Passage to read
-- start --
Editor's Desk Gaming GPUs Graphics Practice Reviews

NVIDIA NULL and Reflex vs. AMD Anti-Lag and Radeon Boost – which is better? Latencies in practice!

Now let’s compare the real details behind these measurements, so first NVIDIA Reflex & Boost vs Radeon Boost & Anti-Lag in static GPU limit.

Here’s the RTX 3060 Ti measured statically in GPU limit (NVIDIA Reflex & Boost on), that’s the raw data to the slides you’ve already seen above.

And here the RX 6700 XT measured statically in GPU limit (Radeon Boost/Anti-Lag on):

In addition, a small overview table to better understand this data.

Here you can see that the spread (the delta between min and max) of 21 to 23 ms reveals a neck-and-neck race between NVIDIA and AMD. However, AMD is clearly behind NVIDIA here on average. The min value of AMD corresponds to the max value of NVIDIA. Ok, since Radeon Boost doesn’t even show its effect in the target here, let’s take a look at the measurement details under dynamic conditions.

Here the RTX 3060 Ti measured dynamically in GPU limit (NVIDIA Reflex & Boost on):

And here the RX 6700 XT measured dynamically in GPU limit (Radeon Boost/Anti-Lag on):

Here you can see a significant difference between AMD and NVIDIA! I have also summarized this data for you:

AMD manages to push the min-value, in terms of latency, below NVIDIA’s with the help of Radeon Boost. On the other hand, the Max value remains unchanged, which more than doubles the spread of values for the RX 6700 XT. What does this mean for the player now? Yes, you’ll get more FPS when you move and thus lower latency if applicable. But, for that, statistically speaking (due to wider spread) your latency may also be worse than compared to NVIDIA Reflex.
-- end --
Supplied records
-- start --
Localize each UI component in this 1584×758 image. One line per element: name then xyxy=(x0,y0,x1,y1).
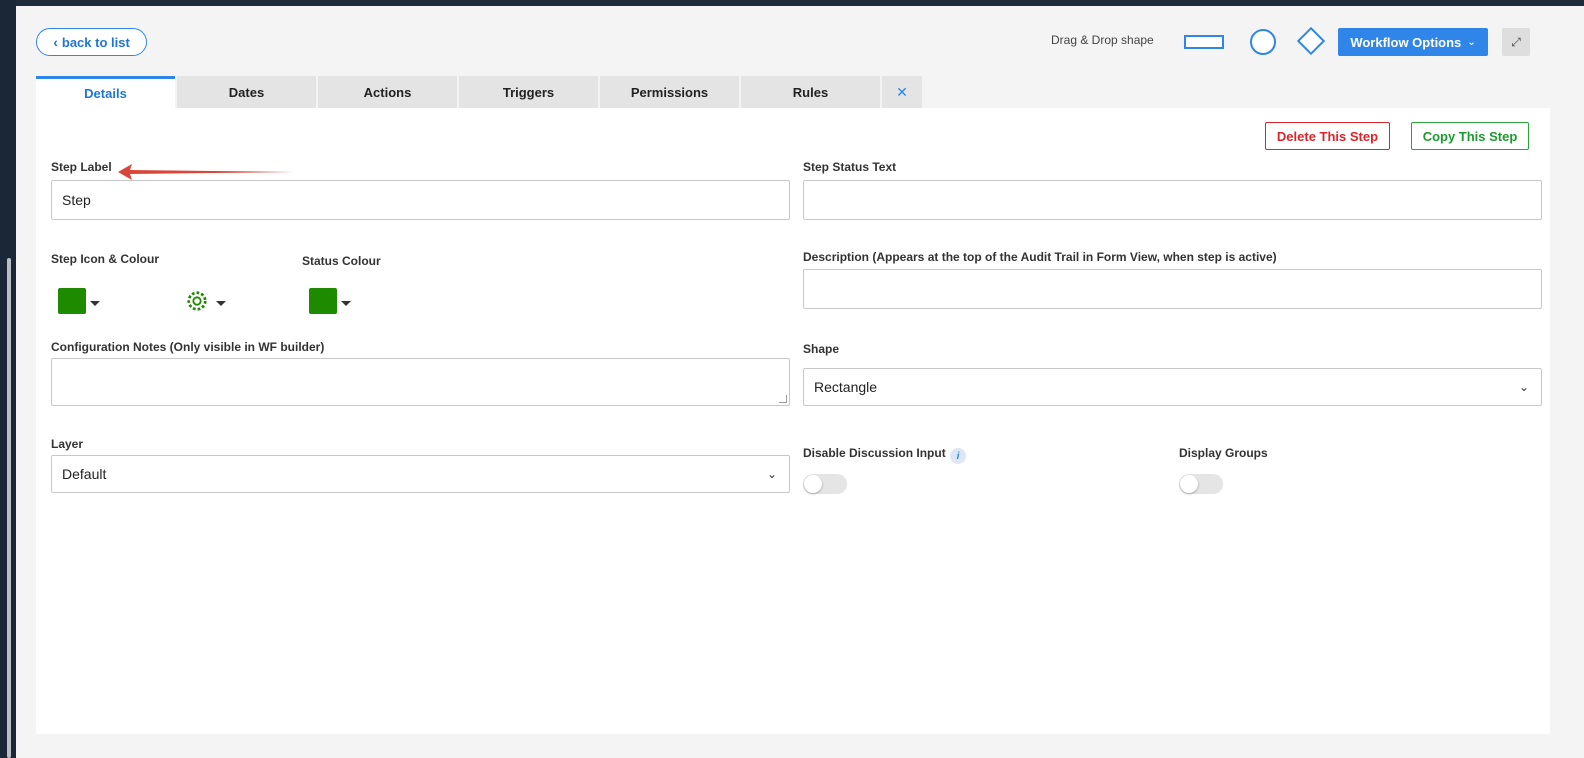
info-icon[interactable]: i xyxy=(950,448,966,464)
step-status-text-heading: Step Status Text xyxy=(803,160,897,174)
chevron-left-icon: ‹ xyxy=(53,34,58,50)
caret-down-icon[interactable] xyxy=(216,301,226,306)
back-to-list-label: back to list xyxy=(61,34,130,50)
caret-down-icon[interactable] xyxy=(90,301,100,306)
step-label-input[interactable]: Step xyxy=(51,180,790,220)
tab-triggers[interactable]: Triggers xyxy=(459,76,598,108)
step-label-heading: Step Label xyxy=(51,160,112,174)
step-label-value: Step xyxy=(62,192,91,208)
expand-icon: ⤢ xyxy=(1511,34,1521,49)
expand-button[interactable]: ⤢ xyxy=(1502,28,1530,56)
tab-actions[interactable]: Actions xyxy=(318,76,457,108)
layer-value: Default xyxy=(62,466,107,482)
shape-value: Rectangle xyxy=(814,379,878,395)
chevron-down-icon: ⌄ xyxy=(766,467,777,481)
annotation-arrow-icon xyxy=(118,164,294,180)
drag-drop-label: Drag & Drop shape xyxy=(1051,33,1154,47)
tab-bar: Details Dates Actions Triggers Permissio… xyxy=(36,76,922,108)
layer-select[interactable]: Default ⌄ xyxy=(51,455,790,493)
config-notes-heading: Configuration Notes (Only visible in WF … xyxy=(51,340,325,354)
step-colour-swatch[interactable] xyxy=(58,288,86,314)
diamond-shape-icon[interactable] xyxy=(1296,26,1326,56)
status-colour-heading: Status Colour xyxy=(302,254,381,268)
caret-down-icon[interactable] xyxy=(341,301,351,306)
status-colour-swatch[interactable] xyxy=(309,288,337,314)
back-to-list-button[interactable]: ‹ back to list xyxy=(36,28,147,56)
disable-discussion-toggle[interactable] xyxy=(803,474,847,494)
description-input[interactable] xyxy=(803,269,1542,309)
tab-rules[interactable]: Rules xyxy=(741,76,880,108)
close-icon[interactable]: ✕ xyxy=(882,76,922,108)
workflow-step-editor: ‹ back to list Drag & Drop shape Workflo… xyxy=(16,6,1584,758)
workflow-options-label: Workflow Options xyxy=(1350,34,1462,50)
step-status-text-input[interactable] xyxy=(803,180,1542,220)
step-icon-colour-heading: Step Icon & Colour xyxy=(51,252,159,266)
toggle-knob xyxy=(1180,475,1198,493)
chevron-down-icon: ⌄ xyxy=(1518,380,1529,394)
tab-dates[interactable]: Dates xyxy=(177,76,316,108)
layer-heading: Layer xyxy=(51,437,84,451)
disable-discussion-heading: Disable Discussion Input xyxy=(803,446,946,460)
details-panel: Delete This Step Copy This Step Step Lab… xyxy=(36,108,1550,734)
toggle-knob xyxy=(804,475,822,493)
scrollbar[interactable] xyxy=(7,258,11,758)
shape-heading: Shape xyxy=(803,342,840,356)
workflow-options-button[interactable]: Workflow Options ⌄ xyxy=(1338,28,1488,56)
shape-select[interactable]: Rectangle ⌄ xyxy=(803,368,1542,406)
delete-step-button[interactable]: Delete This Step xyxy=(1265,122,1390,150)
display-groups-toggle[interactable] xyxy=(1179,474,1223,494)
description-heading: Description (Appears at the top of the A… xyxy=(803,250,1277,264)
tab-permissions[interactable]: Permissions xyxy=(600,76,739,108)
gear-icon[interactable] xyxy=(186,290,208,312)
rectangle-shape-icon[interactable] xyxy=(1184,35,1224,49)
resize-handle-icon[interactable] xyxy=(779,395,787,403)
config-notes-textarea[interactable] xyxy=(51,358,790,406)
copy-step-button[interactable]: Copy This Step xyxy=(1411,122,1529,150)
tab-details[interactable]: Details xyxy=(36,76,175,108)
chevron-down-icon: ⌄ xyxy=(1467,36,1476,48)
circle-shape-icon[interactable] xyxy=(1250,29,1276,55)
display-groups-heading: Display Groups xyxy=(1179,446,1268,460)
-- end --
Problems and tasks
a. Summarize the latency comparison in two sentences.
b. Rewrite the stretch of the listing from the line containing "info-icon[interactable]: i xyxy=(950,448,966,464)" through the line containing "disable-discussion-toggle[interactable] xyxy=(803,474,847,494)" as a numbered list.

Results of the exercise
a. In static GPU-limit measurements, the RTX 3060 Ti with NVIDIA Reflex & Boost and the RX 6700 XT with Radeon Boost/Anti-Lag show a near-identical spread of 21 to 23 ms, but AMD is clearly behind NVIDIA on average. Under dynamic conditions, Radeon Boost pushes AMD's minimum latency below NVIDIA's while the maximum stays unchanged, more than doubling the spread, so players get more FPS when moving but may statistically end up with worse latency than with NVIDIA Reflex.

b.
1. info-icon[interactable]: i xyxy=(950,448,966,464)
2. step-status-text-heading: Step Status Text xyxy=(803,160,897,174)
3. chevron-left-icon: ‹ xyxy=(53,34,58,50)
4. caret-down-icon[interactable] xyxy=(216,301,226,306)
5. back-to-list-label: back to list xyxy=(61,34,130,50)
6. caret-down-icon[interactable] xyxy=(90,301,100,306)
7. step-label-input[interactable]: Step xyxy=(51,180,790,220)
8. tab-triggers[interactable]: Triggers xyxy=(459,76,598,108)
9. step-label-heading: Step Label xyxy=(51,160,112,174)
10. step-label-value: Step xyxy=(62,192,91,208)
11. expand-icon: ⤢ xyxy=(1511,34,1521,49)
12. expand-button[interactable]: ⤢ xyxy=(1502,28,1530,56)
13. tab-actions[interactable]: Actions xyxy=(318,76,457,108)
14. layer-value: Default xyxy=(62,466,107,482)
15. shape-value: Rectangle xyxy=(814,379,878,395)
16. chevron-down-icon: ⌄ xyxy=(766,467,777,481)
17. annotation-arrow-icon xyxy=(118,164,294,180)
18. drag-drop-label: Drag & Drop shape xyxy=(1051,33,1154,47)
19. tab-bar: Details Dates Actions Triggers Permissio… xyxy=(36,76,922,108)
20. layer-select[interactable]: Default ⌄ xyxy=(51,455,790,493)
21. config-notes-heading: Configuration Notes (Only visible in WF … xyxy=(51,340,325,354)
22. step-colour-swatch[interactable] xyxy=(58,288,86,314)
23. diamond-shape-icon[interactable] xyxy=(1296,26,1326,56)
24. status-colour-heading: Status Colour xyxy=(302,254,381,268)
25. caret-down-icon[interactable] xyxy=(341,301,351,306)
26. status-colour-swatch[interactable] xyxy=(309,288,337,314)
27. back-to-list-button[interactable]: ‹ back to list xyxy=(36,28,147,56)
28. disable-discussion-toggle[interactable] xyxy=(803,474,847,494)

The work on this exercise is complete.